(Work required): Could you copy every entry exactly, dropping the pictures?

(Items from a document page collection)

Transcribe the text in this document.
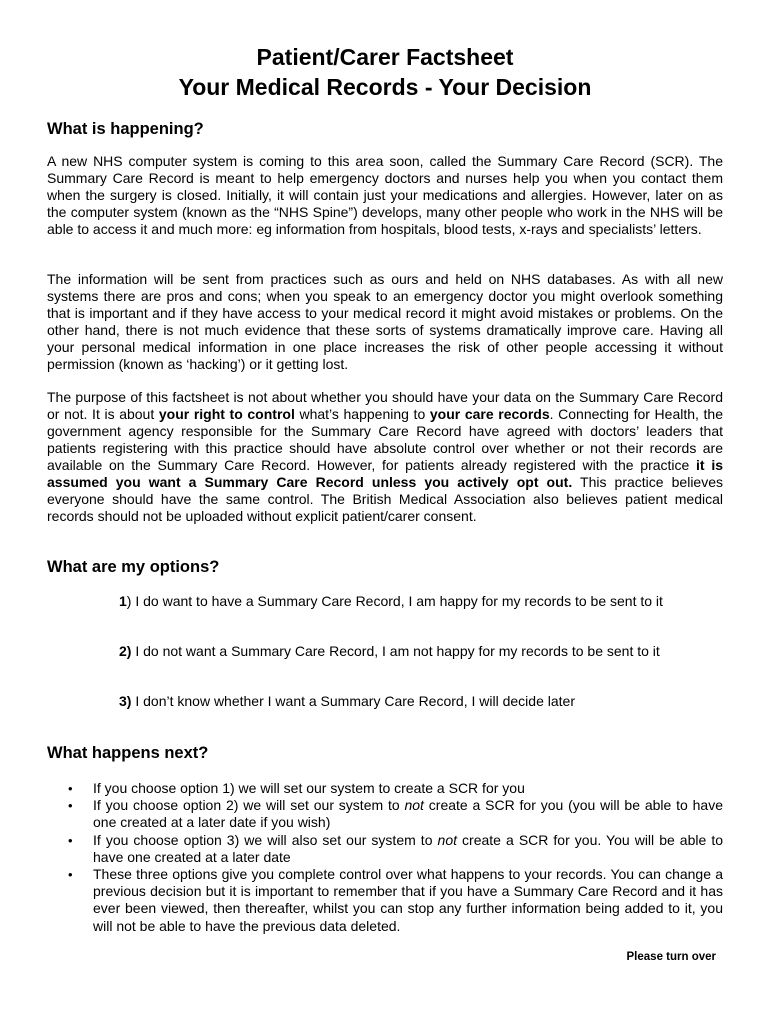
Patient/Carer Factsheet
Your Medical Records - Your Decision
What is happening?

A new NHS computer system is coming to this area soon, called the Summary Care Record (SCR). The Summary Care Record is meant to help emergency doctors and nurses help you when you contact them when the surgery is closed. Initially, it will contain just your medications and allergies. However, later on as the computer system (known as the “NHS Spine”) develops, many other people who work in the NHS will be able to access it and much more: eg information from hospitals, blood tests, x-rays and specialists’ letters.

The information will be sent from practices such as ours and held on NHS databases. As with all new systems there are pros and cons; when you speak to an emergency doctor you might overlook something that is important and if they have access to your medical record it might avoid mistakes or problems. On the other hand, there is not much evidence that these sorts of systems dramatically improve care. Having all your personal medical information in one place increases the risk of other people accessing it without permission (known as ‘hacking’) or it getting lost.

The purpose of this factsheet is not about whether you should have your data on the Summary Care Record or not. It is about your right to control what’s happening to your care records. Connecting for Health, the government agency responsible for the Summary Care Record have agreed with doctors’ leaders that patients registering with this practice should have absolute control over whether or not their records are available on the Summary Care Record. However, for patients already registered with the practice it is assumed you want a Summary Care Record unless you actively opt out. This practice believes everyone should have the same control. The British Medical Association also believes patient medical records should not be uploaded without explicit patient/carer consent.

What are my options?

1) I do want to have a Summary Care Record, I am happy for my records to be sent to it

2) I do not want a Summary Care Record, I am not happy for my records to be sent to it

3) I don’t know whether I want a Summary Care Record, I will decide later

What happens next?
• If you choose option 1) we will set our system to create a SCR for you
• If you choose option 2) we will set our system to not create a SCR for you (you will be able to have one created at a later date if you wish)
• If you choose option 3) we will also set our system to not create a SCR for you. You will be able to have one created at a later date
• These three options give you complete control over what happens to your records. You can change a previous decision but it is important to remember that if you have a Summary Care Record and it has ever been viewed, then thereafter, whilst you can stop any further information being added to it, you will not be able to have the previous data deleted.

Please turn over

(Exercise response):
Transcribe the text in this document.
Patient/Carer Factsheet
Your Medical Records - Your Decision
What is happening?

A new NHS computer system is coming to this area soon, called the Summary Care Record (SCR). The Summary Care Record is meant to help emergency doctors and nurses help you when you contact them when the surgery is closed. Initially, it will contain just your medications and allergies. However, later on as the computer system (known as the “NHS Spine”) develops, many other people who work in the NHS will be able to access it and much more: eg information from hospitals, blood tests, x-rays and specialists’ letters.

The information will be sent from practices such as ours and held on NHS databases. As with all new systems there are pros and cons; when you speak to an emergency doctor you might overlook something that is important and if they have access to your medical record it might avoid mistakes or problems. On the other hand, there is not much evidence that these sorts of systems dramatically improve care. Having all your personal medical information in one place increases the risk of other people accessing it without permission (known as ‘hacking’) or it getting lost.

The purpose of this factsheet is not about whether you should have your data on the Summary Care Record or not. It is about your right to control what’s happening to your care records. Connecting for Health, the government agency responsible for the Summary Care Record have agreed with doctors’ leaders that patients registering with this practice should have absolute control over whether or not their records are available on the Summary Care Record. However, for patients already registered with the practice it is assumed you want a Summary Care Record unless you actively opt out. This practice believes everyone should have the same control. The British Medical Association also believes patient medical records should not be uploaded without explicit patient/carer consent.

What are my options?

1) I do want to have a Summary Care Record, I am happy for my records to be sent to it

2) I do not want a Summary Care Record, I am not happy for my records to be sent to it

3) I don’t know whether I want a Summary Care Record, I will decide later

What happens next?
• If you choose option 1) we will set our system to create a SCR for you
• If you choose option 2) we will set our system to not create a SCR for you (you will be able to have one created at a later date if you wish)
• If you choose option 3) we will also set our system to not create a SCR for you. You will be able to have one created at a later date
• These three options give you complete control over what happens to your records. You can change a previous decision but it is important to remember that if you have a Summary Care Record and it has ever been viewed, then thereafter, whilst you can stop any further information being added to it, you will not be able to have the previous data deleted.

Please turn over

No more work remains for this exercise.